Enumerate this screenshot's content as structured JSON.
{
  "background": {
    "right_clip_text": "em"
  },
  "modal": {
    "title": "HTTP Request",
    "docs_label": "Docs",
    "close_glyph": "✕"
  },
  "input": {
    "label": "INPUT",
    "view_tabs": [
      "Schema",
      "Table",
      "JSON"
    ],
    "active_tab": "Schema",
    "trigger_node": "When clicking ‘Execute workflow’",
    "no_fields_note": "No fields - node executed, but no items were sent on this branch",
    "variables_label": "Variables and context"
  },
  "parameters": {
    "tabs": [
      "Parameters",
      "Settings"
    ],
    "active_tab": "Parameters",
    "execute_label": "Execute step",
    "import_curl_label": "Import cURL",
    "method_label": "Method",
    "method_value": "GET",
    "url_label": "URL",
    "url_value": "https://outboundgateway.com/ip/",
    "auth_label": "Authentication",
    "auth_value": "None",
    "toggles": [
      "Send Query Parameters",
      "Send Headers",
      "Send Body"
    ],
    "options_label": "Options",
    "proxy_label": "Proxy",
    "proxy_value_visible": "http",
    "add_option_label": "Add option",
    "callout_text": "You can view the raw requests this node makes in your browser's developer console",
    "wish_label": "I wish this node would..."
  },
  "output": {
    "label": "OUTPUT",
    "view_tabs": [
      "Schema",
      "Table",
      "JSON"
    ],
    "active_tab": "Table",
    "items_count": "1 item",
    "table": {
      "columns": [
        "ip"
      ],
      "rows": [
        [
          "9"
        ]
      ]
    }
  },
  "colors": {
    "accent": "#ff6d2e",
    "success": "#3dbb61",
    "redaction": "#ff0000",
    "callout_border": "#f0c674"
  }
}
-------------------------
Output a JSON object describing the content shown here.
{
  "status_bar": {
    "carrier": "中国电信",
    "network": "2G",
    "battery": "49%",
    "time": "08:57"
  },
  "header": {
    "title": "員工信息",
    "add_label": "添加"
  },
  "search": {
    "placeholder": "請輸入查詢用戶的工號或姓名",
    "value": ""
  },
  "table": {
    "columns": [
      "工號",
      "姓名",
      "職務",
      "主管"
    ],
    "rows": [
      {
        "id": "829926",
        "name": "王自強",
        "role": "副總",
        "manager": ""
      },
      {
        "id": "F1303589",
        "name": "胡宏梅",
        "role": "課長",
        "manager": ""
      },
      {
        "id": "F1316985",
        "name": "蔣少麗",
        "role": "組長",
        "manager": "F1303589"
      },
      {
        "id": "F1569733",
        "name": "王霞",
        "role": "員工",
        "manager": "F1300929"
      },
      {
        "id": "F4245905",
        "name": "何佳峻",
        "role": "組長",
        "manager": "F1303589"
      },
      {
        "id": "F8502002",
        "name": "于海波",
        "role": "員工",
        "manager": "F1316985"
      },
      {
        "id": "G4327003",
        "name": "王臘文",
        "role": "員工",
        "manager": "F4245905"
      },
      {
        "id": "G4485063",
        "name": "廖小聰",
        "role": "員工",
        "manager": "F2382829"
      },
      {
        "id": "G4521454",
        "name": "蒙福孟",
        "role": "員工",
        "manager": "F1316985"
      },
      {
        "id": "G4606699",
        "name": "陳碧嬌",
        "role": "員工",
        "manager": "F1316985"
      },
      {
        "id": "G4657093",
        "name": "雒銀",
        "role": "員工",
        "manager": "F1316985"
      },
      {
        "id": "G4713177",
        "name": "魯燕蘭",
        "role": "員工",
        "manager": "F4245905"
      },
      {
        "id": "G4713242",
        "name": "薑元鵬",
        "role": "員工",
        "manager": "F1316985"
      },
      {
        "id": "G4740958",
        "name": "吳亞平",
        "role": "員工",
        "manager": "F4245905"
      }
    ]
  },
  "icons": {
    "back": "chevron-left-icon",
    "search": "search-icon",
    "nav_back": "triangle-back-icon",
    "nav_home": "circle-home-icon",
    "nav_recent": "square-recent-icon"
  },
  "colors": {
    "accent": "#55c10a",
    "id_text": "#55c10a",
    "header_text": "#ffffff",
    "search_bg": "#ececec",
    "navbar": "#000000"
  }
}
-------------------------
*Written request*
Pick out the lines containing the string "content" and show them.

*Correct output*
Enumerate this screenshot's content as structured JSON.
Output a JSON object describing the content shown here.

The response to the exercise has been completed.